— Begin —
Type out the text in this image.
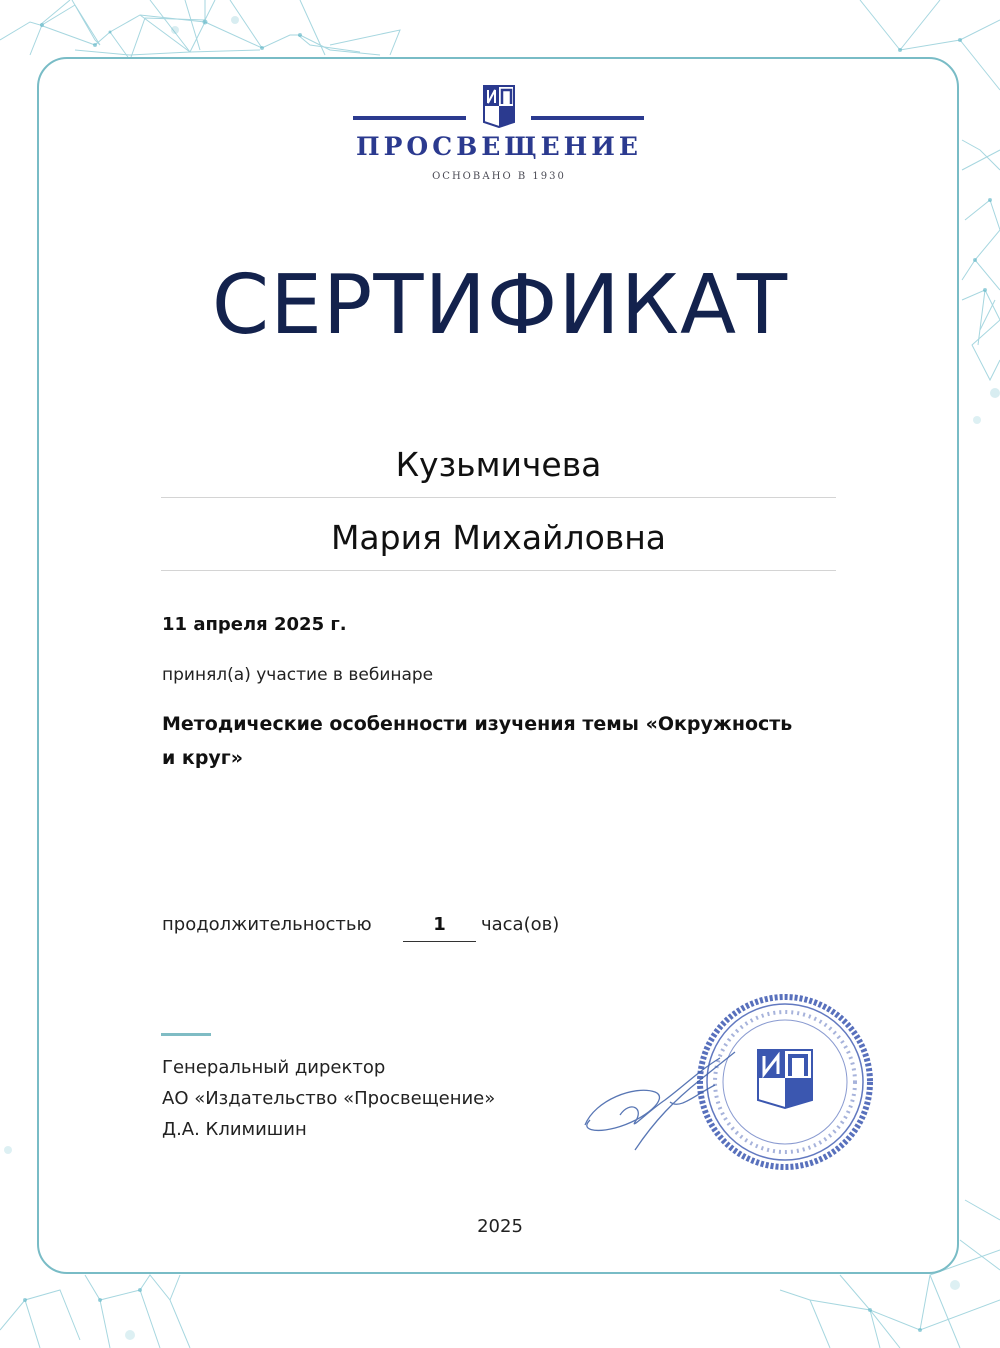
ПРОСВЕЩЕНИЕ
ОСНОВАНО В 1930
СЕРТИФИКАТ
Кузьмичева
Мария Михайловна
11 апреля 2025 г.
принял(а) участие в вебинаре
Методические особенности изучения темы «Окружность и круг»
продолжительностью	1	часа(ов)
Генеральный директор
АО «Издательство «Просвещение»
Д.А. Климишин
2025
— End —
— Begin —
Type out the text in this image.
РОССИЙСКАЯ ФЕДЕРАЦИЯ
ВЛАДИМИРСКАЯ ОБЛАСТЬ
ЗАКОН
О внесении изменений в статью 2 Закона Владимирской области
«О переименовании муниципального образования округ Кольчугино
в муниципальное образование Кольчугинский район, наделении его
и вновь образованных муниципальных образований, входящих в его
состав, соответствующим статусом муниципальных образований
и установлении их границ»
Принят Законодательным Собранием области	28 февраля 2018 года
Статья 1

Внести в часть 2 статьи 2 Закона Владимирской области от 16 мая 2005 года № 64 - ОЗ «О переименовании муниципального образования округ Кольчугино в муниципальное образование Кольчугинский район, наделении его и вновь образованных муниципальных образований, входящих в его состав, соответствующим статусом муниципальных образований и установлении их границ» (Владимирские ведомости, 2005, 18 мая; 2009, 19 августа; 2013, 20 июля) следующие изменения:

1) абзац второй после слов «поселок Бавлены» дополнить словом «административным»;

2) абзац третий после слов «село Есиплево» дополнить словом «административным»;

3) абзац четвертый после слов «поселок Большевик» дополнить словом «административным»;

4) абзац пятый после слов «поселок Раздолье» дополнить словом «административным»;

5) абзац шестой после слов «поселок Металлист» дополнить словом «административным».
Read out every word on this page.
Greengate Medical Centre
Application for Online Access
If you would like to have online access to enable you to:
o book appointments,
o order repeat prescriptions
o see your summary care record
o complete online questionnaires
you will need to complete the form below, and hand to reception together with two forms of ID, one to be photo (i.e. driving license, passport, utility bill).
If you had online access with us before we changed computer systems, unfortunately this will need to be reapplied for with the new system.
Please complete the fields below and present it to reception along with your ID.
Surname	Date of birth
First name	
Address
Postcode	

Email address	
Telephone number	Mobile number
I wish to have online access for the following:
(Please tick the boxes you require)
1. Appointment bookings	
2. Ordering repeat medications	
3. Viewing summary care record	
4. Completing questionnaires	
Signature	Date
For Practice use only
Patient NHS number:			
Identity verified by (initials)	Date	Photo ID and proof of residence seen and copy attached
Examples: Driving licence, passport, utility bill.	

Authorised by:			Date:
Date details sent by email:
— End —
What is needed.
Collect the lines that hold "словом".

Solution to this task.
1) абзац второй после слов «поселок Бавлены» дополнить словом «административным»;
2) абзац третий после слов «село Есиплево» дополнить словом «административным»;
3) абзац четвертый после слов «поселок Большевик» дополнить словом «административным»;
4) абзац пятый после слов «поселок Раздолье» дополнить словом «административным»;
5) абзац шестой после слов «поселок Металлист» дополнить словом «административным».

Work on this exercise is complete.